◆ **What you will do**
Scan each line of the records for the word "object" and extract the ones that have it.

##############################

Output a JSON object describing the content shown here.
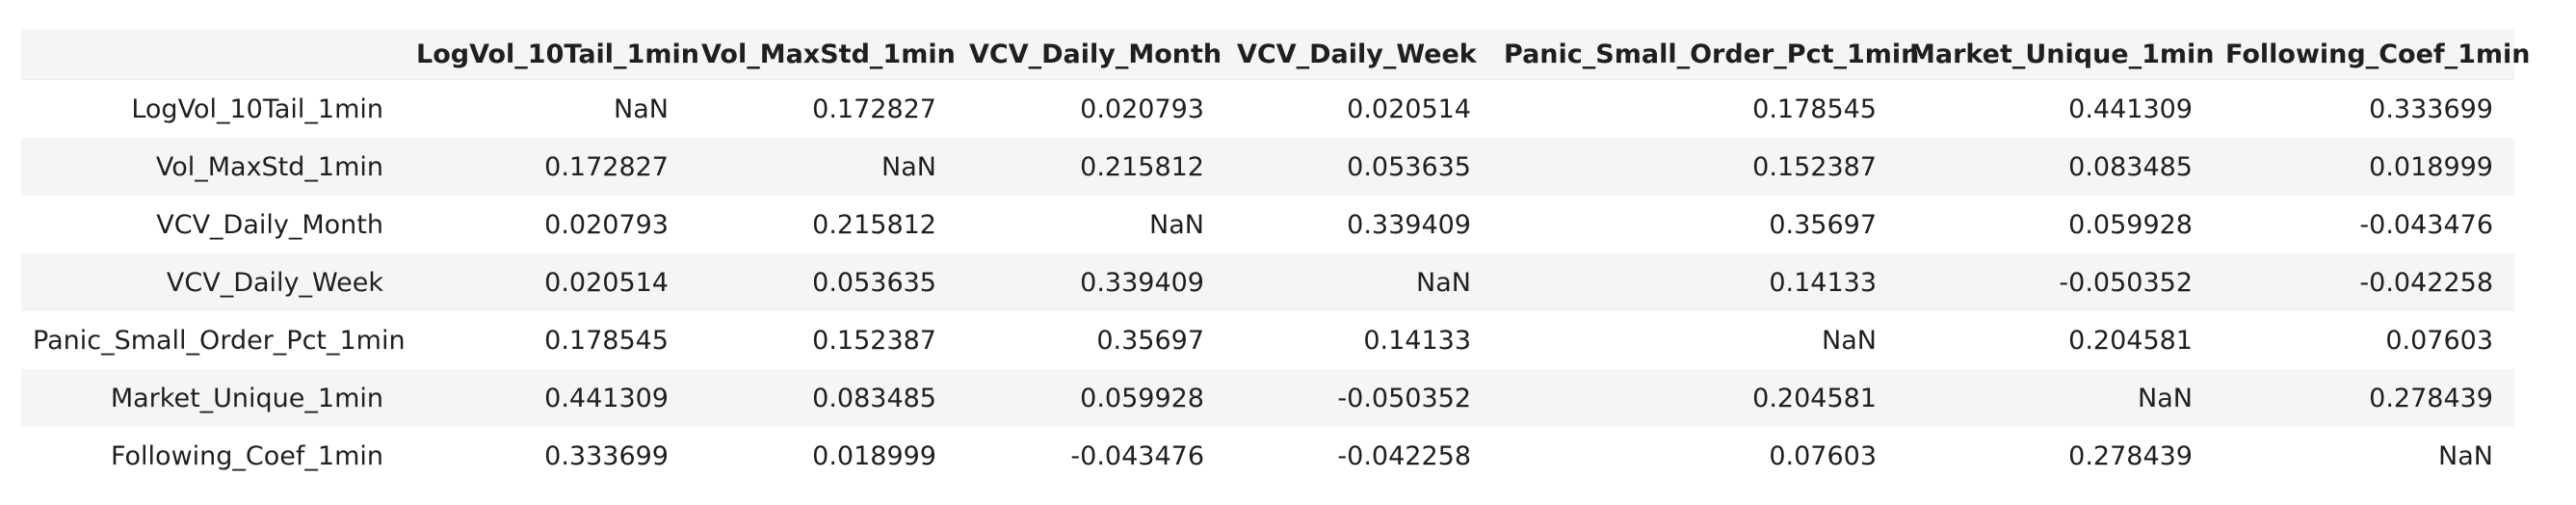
{
  "table": {
    "index_header": "",
    "columns": [
      "LogVol_10Tail_1min",
      "Vol_MaxStd_1min",
      "VCV_Daily_Month",
      "VCV_Daily_Week",
      "Panic_Small_Order_Pct_1min",
      "Market_Unique_1min",
      "Following_Coef_1min"
    ],
    "rows": [
      {
        "label": "LogVol_10Tail_1min",
        "values": [
          "NaN",
          "0.172827",
          "0.020793",
          "0.020514",
          "0.178545",
          "0.441309",
          "0.333699"
        ]
      },
      {
        "label": "Vol_MaxStd_1min",
        "values": [
          "0.172827",
          "NaN",
          "0.215812",
          "0.053635",
          "0.152387",
          "0.083485",
          "0.018999"
        ]
      },
      {
        "label": "VCV_Daily_Month",
        "values": [
          "0.020793",
          "0.215812",
          "NaN",
          "0.339409",
          "0.35697",
          "0.059928",
          "-0.043476"
        ]
      },
      {
        "label": "VCV_Daily_Week",
        "values": [
          "0.020514",
          "0.053635",
          "0.339409",
          "NaN",
          "0.14133",
          "-0.050352",
          "-0.042258"
        ]
      },
      {
        "label": "Panic_Small_Order_Pct_1min",
        "values": [
          "0.178545",
          "0.152387",
          "0.35697",
          "0.14133",
          "NaN",
          "0.204581",
          "0.07603"
        ]
      },
      {
        "label": "Market_Unique_1min",
        "values": [
          "0.441309",
          "0.083485",
          "0.059928",
          "-0.050352",
          "0.204581",
          "NaN",
          "0.278439"
        ]
      },
      {
        "label": "Following_Coef_1min",
        "values": [
          "0.333699",
          "0.018999",
          "-0.043476",
          "-0.042258",
          "0.07603",
          "0.278439",
          "NaN"
        ]
      }
    ]
  }
}
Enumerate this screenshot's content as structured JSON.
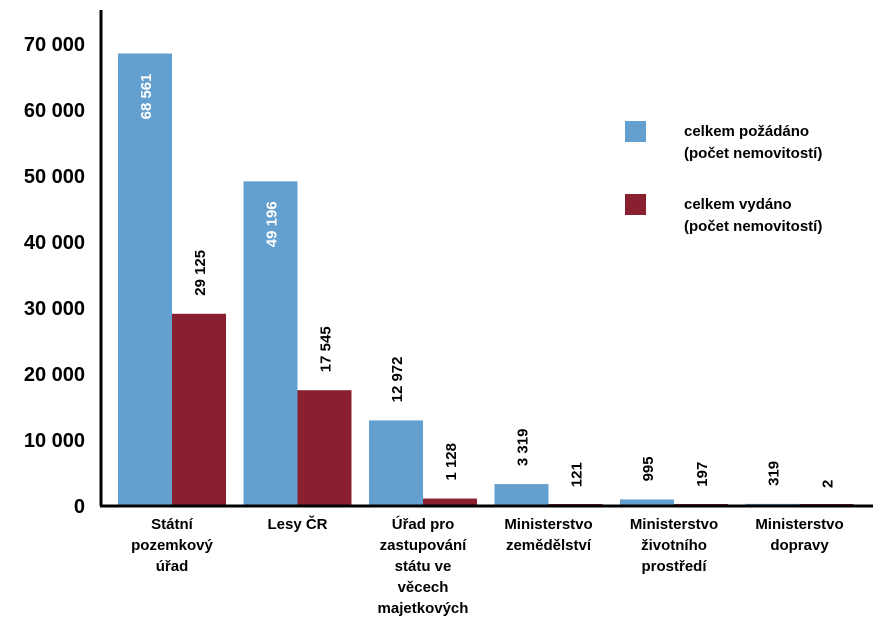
{
  "chart_data": {
    "type": "bar",
    "categories": [
      [
        "Státní",
        "pozemkový",
        "úřad"
      ],
      [
        "Lesy ČR"
      ],
      [
        "Úřad pro",
        "zastupování",
        "státu ve",
        "věcech",
        "majetkových"
      ],
      [
        "Ministerstvo",
        "zemědělství"
      ],
      [
        "Ministerstvo",
        "životního",
        "prostředí"
      ],
      [
        "Ministerstvo",
        "dopravy"
      ]
    ],
    "series": [
      {
        "name": [
          "celkem požádáno",
          "(počet nemovitostí)"
        ],
        "color": "#64a0cf",
        "values": [
          68561,
          49196,
          12972,
          3319,
          995,
          319
        ],
        "labels": [
          "68 561",
          "49 196",
          "12 972",
          "3 319",
          "995",
          "319"
        ]
      },
      {
        "name": [
          "celkem vydáno",
          "(počet nemovitostí)"
        ],
        "color": "#8a1f2f",
        "values": [
          29125,
          17545,
          1128,
          121,
          197,
          2
        ],
        "labels": [
          "29 125",
          "17 545",
          "1 128",
          "121",
          "197",
          "2"
        ]
      }
    ],
    "yticks": [
      0,
      10000,
      20000,
      30000,
      40000,
      50000,
      60000,
      70000
    ],
    "ytick_labels": [
      "0",
      "10 000",
      "20 000",
      "30 000",
      "40 000",
      "50 000",
      "60 000",
      "70 000"
    ],
    "ylim": [
      0,
      70000
    ],
    "legend": "right"
  }
}
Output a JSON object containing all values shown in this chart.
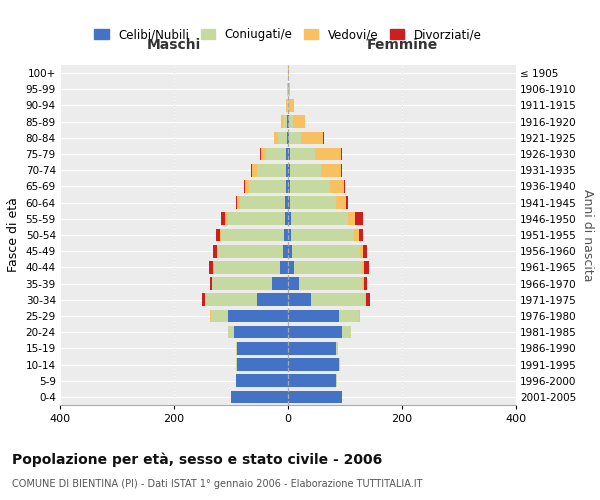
{
  "age_groups": [
    "0-4",
    "5-9",
    "10-14",
    "15-19",
    "20-24",
    "25-29",
    "30-34",
    "35-39",
    "40-44",
    "45-49",
    "50-54",
    "55-59",
    "60-64",
    "65-69",
    "70-74",
    "75-79",
    "80-84",
    "85-89",
    "90-94",
    "95-99",
    "100+"
  ],
  "birth_years": [
    "2001-2005",
    "1996-2000",
    "1991-1995",
    "1986-1990",
    "1981-1985",
    "1976-1980",
    "1971-1975",
    "1966-1970",
    "1961-1965",
    "1956-1960",
    "1951-1955",
    "1946-1950",
    "1941-1945",
    "1936-1940",
    "1931-1935",
    "1926-1930",
    "1921-1925",
    "1916-1920",
    "1911-1915",
    "1906-1910",
    "≤ 1905"
  ],
  "maschi_celibi": [
    100,
    92,
    90,
    90,
    95,
    105,
    55,
    28,
    14,
    8,
    7,
    6,
    5,
    4,
    4,
    3,
    2,
    1,
    0,
    0,
    0
  ],
  "maschi_coniugati": [
    0,
    0,
    1,
    2,
    10,
    30,
    90,
    105,
    115,
    115,
    110,
    100,
    80,
    65,
    50,
    35,
    15,
    7,
    2,
    1,
    0
  ],
  "maschi_vedovi": [
    0,
    0,
    0,
    0,
    0,
    1,
    1,
    1,
    2,
    2,
    3,
    4,
    5,
    7,
    10,
    10,
    8,
    5,
    1,
    0,
    0
  ],
  "maschi_divorziati": [
    0,
    0,
    0,
    0,
    1,
    1,
    5,
    3,
    8,
    7,
    7,
    8,
    2,
    1,
    1,
    1,
    0,
    0,
    0,
    0,
    0
  ],
  "femmine_celibi": [
    95,
    85,
    90,
    85,
    95,
    90,
    40,
    20,
    10,
    7,
    6,
    5,
    4,
    3,
    3,
    3,
    2,
    1,
    0,
    0,
    0
  ],
  "femmine_coniugati": [
    0,
    1,
    2,
    3,
    15,
    35,
    95,
    110,
    120,
    120,
    110,
    100,
    80,
    70,
    55,
    45,
    20,
    8,
    2,
    1,
    0
  ],
  "femmine_vedovi": [
    0,
    0,
    0,
    0,
    0,
    1,
    2,
    3,
    4,
    5,
    8,
    12,
    18,
    25,
    35,
    45,
    40,
    20,
    8,
    3,
    1
  ],
  "femmine_divorziati": [
    0,
    0,
    0,
    0,
    0,
    1,
    6,
    6,
    8,
    7,
    8,
    15,
    3,
    2,
    1,
    1,
    1,
    1,
    1,
    0,
    0
  ],
  "colors": {
    "celibi": "#4472c4",
    "coniugati": "#c5d9a0",
    "vedovi": "#f8c060",
    "divorziati": "#cc2020"
  },
  "title": "Popolazione per età, sesso e stato civile - 2006",
  "subtitle": "COMUNE DI BIENTINA (PI) - Dati ISTAT 1° gennaio 2006 - Elaborazione TUTTITALIA.IT",
  "ylabel_left": "Fasce di età",
  "ylabel_right": "Anni di nascita",
  "xlabel_left": "Maschi",
  "xlabel_right": "Femmine",
  "xlim": 400,
  "plot_bg": "#ececec",
  "background_color": "#ffffff",
  "grid_color": "#ffffff",
  "legend_labels": [
    "Celibi/Nubili",
    "Coniugati/e",
    "Vedovi/e",
    "Divorziati/e"
  ]
}
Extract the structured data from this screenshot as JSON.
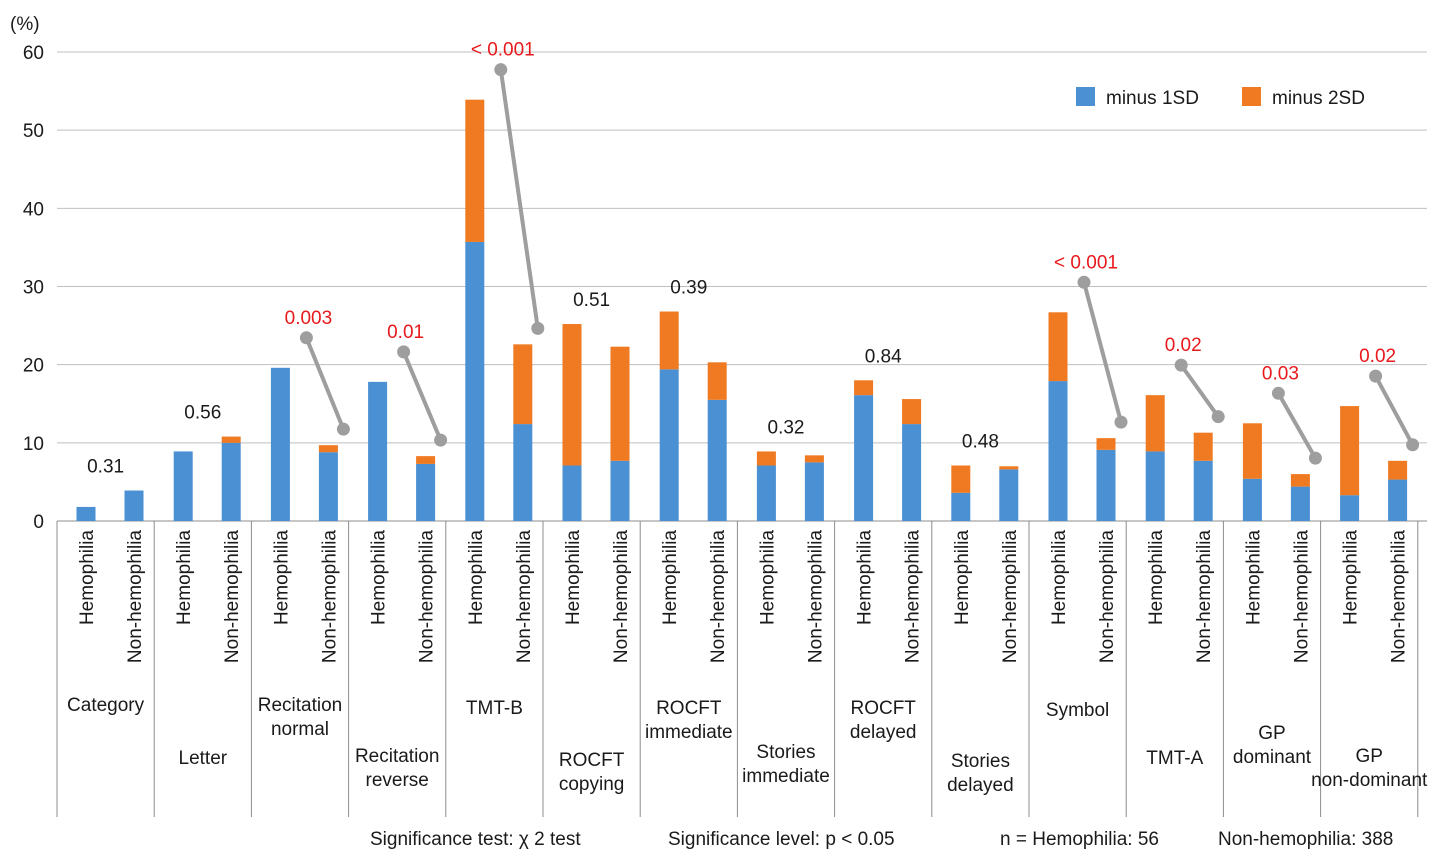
{
  "chart_data": {
    "type": "bar",
    "stacked": true,
    "y_unit_label": "(%)",
    "ylim": [
      0,
      60
    ],
    "yticks": [
      0,
      10,
      20,
      30,
      40,
      50,
      60
    ],
    "grid": true,
    "legend_position": "top-right",
    "series": [
      {
        "name": "minus 1SD",
        "color": "#4a90d3"
      },
      {
        "name": "minus 2SD",
        "color": "#ef7a22"
      }
    ],
    "groups": [
      {
        "label": [
          "Category"
        ],
        "p_value": "0.31",
        "significant": false,
        "bars": [
          {
            "label": "Hemophilia",
            "minus_1sd": 1.8,
            "minus_2sd": 0
          },
          {
            "label": "Non-hemophilia",
            "minus_1sd": 3.9,
            "minus_2sd": 0
          }
        ]
      },
      {
        "label": [
          "Letter"
        ],
        "p_value": "0.56",
        "significant": false,
        "bars": [
          {
            "label": "Hemophilia",
            "minus_1sd": 8.9,
            "minus_2sd": 0
          },
          {
            "label": "Non-hemophilia",
            "minus_1sd": 10.0,
            "minus_2sd": 0.8
          }
        ]
      },
      {
        "label": [
          "Recitation",
          "normal"
        ],
        "p_value": "0.003",
        "significant": true,
        "bars": [
          {
            "label": "Hemophilia",
            "minus_1sd": 19.6,
            "minus_2sd": 0
          },
          {
            "label": "Non-hemophilia",
            "minus_1sd": 8.8,
            "minus_2sd": 0.9
          }
        ]
      },
      {
        "label": [
          "Recitation",
          "reverse"
        ],
        "p_value": "0.01",
        "significant": true,
        "bars": [
          {
            "label": "Hemophilia",
            "minus_1sd": 17.8,
            "minus_2sd": 0
          },
          {
            "label": "Non-hemophilia",
            "minus_1sd": 7.3,
            "minus_2sd": 1.0
          }
        ]
      },
      {
        "label": [
          "TMT-B"
        ],
        "p_value": "< 0.001",
        "significant": true,
        "bars": [
          {
            "label": "Hemophilia",
            "minus_1sd": 35.7,
            "minus_2sd": 18.2
          },
          {
            "label": "Non-hemophilia",
            "minus_1sd": 12.4,
            "minus_2sd": 10.2
          }
        ]
      },
      {
        "label": [
          "ROCFT",
          "copying"
        ],
        "p_value": "0.51",
        "significant": false,
        "bars": [
          {
            "label": "Hemophilia",
            "minus_1sd": 7.1,
            "minus_2sd": 18.1
          },
          {
            "label": "Non-hemophilia",
            "minus_1sd": 7.7,
            "minus_2sd": 14.6
          }
        ]
      },
      {
        "label": [
          "ROCFT",
          "immediate"
        ],
        "p_value": "0.39",
        "significant": false,
        "bars": [
          {
            "label": "Hemophilia",
            "minus_1sd": 19.4,
            "minus_2sd": 7.4
          },
          {
            "label": "Non-hemophilia",
            "minus_1sd": 15.5,
            "minus_2sd": 4.8
          }
        ]
      },
      {
        "label": [
          "Stories",
          "immediate"
        ],
        "p_value": "0.32",
        "significant": false,
        "bars": [
          {
            "label": "Hemophilia",
            "minus_1sd": 7.1,
            "minus_2sd": 1.8
          },
          {
            "label": "Non-hemophilia",
            "minus_1sd": 7.5,
            "minus_2sd": 0.9
          }
        ]
      },
      {
        "label": [
          "ROCFT",
          "delayed"
        ],
        "p_value": "0.84",
        "significant": false,
        "bars": [
          {
            "label": "Hemophilia",
            "minus_1sd": 16.1,
            "minus_2sd": 1.9
          },
          {
            "label": "Non-hemophilia",
            "minus_1sd": 12.4,
            "minus_2sd": 3.2
          }
        ]
      },
      {
        "label": [
          "Stories",
          "delayed"
        ],
        "p_value": "0.48",
        "significant": false,
        "bars": [
          {
            "label": "Hemophilia",
            "minus_1sd": 3.6,
            "minus_2sd": 3.5
          },
          {
            "label": "Non-hemophilia",
            "minus_1sd": 6.6,
            "minus_2sd": 0.4
          }
        ]
      },
      {
        "label": [
          "Symbol"
        ],
        "p_value": "< 0.001",
        "significant": true,
        "bars": [
          {
            "label": "Hemophilia",
            "minus_1sd": 17.9,
            "minus_2sd": 8.8
          },
          {
            "label": "Non-hemophilia",
            "minus_1sd": 9.1,
            "minus_2sd": 1.5
          }
        ]
      },
      {
        "label": [
          "TMT-A"
        ],
        "p_value": "0.02",
        "significant": true,
        "bars": [
          {
            "label": "Hemophilia",
            "minus_1sd": 8.9,
            "minus_2sd": 7.2
          },
          {
            "label": "Non-hemophilia",
            "minus_1sd": 7.7,
            "minus_2sd": 3.6
          }
        ]
      },
      {
        "label": [
          "GP",
          "dominant"
        ],
        "p_value": "0.03",
        "significant": true,
        "bars": [
          {
            "label": "Hemophilia",
            "minus_1sd": 5.4,
            "minus_2sd": 7.1
          },
          {
            "label": "Non-hemophilia",
            "minus_1sd": 4.4,
            "minus_2sd": 1.6
          }
        ]
      },
      {
        "label": [
          "GP",
          "non-dominant"
        ],
        "p_value": "0.02",
        "significant": true,
        "bars": [
          {
            "label": "Hemophilia",
            "minus_1sd": 3.3,
            "minus_2sd": 11.4
          },
          {
            "label": "Non-hemophilia",
            "minus_1sd": 5.3,
            "minus_2sd": 2.4
          }
        ]
      }
    ],
    "footnotes": [
      "Significance test: χ 2 test",
      "Significance level: p < 0.05",
      "n = Hemophilia: 56",
      "Non-hemophilia: 388"
    ],
    "colors": {
      "significant_p": "#e8191c",
      "nonsignificant_p": "#1a1a1a",
      "connector": "#9e9e9e",
      "grid": "#bfbfbf",
      "axis": "#8c8c8c"
    }
  }
}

##############################

◆ **Full output**
Output a JSON object describing the content shown here.
Output a JSON object containing all values shown in this chart.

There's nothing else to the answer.